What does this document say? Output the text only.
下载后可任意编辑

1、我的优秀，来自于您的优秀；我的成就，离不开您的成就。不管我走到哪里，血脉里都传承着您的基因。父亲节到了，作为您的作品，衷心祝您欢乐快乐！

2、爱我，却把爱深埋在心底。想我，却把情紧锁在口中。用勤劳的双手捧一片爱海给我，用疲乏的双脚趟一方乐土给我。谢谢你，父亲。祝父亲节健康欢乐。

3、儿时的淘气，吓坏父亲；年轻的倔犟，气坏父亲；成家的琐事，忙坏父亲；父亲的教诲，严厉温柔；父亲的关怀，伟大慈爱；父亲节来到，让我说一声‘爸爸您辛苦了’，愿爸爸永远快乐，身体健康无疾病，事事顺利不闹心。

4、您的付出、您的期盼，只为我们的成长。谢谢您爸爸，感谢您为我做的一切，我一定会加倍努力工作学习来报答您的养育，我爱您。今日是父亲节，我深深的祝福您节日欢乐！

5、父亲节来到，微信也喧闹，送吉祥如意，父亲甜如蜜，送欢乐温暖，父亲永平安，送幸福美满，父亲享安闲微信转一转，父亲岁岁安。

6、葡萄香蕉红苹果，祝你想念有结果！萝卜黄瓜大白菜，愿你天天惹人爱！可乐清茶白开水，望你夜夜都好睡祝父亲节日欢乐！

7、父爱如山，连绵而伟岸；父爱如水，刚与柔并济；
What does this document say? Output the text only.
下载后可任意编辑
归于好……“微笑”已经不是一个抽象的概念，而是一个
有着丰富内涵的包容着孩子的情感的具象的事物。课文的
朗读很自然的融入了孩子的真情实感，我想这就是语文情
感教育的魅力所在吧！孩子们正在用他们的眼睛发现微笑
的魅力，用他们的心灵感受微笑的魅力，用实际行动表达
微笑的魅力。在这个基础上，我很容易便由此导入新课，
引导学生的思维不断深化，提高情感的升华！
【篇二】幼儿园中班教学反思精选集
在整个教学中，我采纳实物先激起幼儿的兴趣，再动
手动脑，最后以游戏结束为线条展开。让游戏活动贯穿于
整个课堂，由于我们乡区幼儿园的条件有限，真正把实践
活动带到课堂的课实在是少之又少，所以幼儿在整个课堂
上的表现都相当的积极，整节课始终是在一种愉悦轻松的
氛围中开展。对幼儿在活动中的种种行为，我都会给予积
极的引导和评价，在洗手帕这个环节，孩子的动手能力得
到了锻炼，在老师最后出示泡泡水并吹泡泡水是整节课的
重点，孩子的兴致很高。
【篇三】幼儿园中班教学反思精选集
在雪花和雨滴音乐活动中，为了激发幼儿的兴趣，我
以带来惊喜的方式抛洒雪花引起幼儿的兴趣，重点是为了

————

- TASK TO CARRY OUT:
Extract each line from the listing above, please, and repeat it exactly.

- WRITTEN RESPONSE:
What does this document say? Output the text only.
下载后可任意编辑

1、我的优秀，来自于您的优秀；我的成就，离不开您的成就。不管我走到哪里，血脉里都传承着您的基因。父亲节到了，作为您的作品，衷心祝您欢乐快乐！

2、爱我，却把爱深埋在心底。想我，却把情紧锁在口中。用勤劳的双手捧一片爱海给我，用疲乏的双脚趟一方乐土给我。谢谢你，父亲。祝父亲节健康欢乐。

3、儿时的淘气，吓坏父亲；年轻的倔犟，气坏父亲；成家的琐事，忙坏父亲；父亲的教诲，严厉温柔；父亲的关怀，伟大慈爱；父亲节来到，让我说一声‘爸爸您辛苦了’，愿爸爸永远快乐，身体健康无疾病，事事顺利不闹心。

4、您的付出、您的期盼，只为我们的成长。谢谢您爸爸，感谢您为我做的一切，我一定会加倍努力工作学习来报答您的养育，我爱您。今日是父亲节，我深深的祝福您节日欢乐！

5、父亲节来到，微信也喧闹，送吉祥如意，父亲甜如蜜，送欢乐温暖，父亲永平安，送幸福美满，父亲享安闲微信转一转，父亲岁岁安。

6、葡萄香蕉红苹果，祝你想念有结果！萝卜黄瓜大白菜，愿你天天惹人爱！可乐清茶白开水，望你夜夜都好睡祝父亲节日欢乐！

7、父爱如山，连绵而伟岸；父爱如水，刚与柔并济；
What does this document say? Output the text only.
下载后可任意编辑
归于好……“微笑”已经不是一个抽象的概念，而是一个
有着丰富内涵的包容着孩子的情感的具象的事物。课文的
朗读很自然的融入了孩子的真情实感，我想这就是语文情
感教育的魅力所在吧！孩子们正在用他们的眼睛发现微笑
的魅力，用他们的心灵感受微笑的魅力，用实际行动表达
微笑的魅力。在这个基础上，我很容易便由此导入新课，
引导学生的思维不断深化，提高情感的升华！
【篇二】幼儿园中班教学反思精选集
在整个教学中，我采纳实物先激起幼儿的兴趣，再动
手动脑，最后以游戏结束为线条展开。让游戏活动贯穿于
整个课堂，由于我们乡区幼儿园的条件有限，真正把实践
活动带到课堂的课实在是少之又少，所以幼儿在整个课堂
上的表现都相当的积极，整节课始终是在一种愉悦轻松的
氛围中开展。对幼儿在活动中的种种行为，我都会给予积
极的引导和评价，在洗手帕这个环节，孩子的动手能力得
到了锻炼，在老师最后出示泡泡水并吹泡泡水是整节课的
重点，孩子的兴致很高。
【篇三】幼儿园中班教学反思精选集
在雪花和雨滴音乐活动中，为了激发幼儿的兴趣，我
以带来惊喜的方式抛洒雪花引起幼儿的兴趣，重点是为了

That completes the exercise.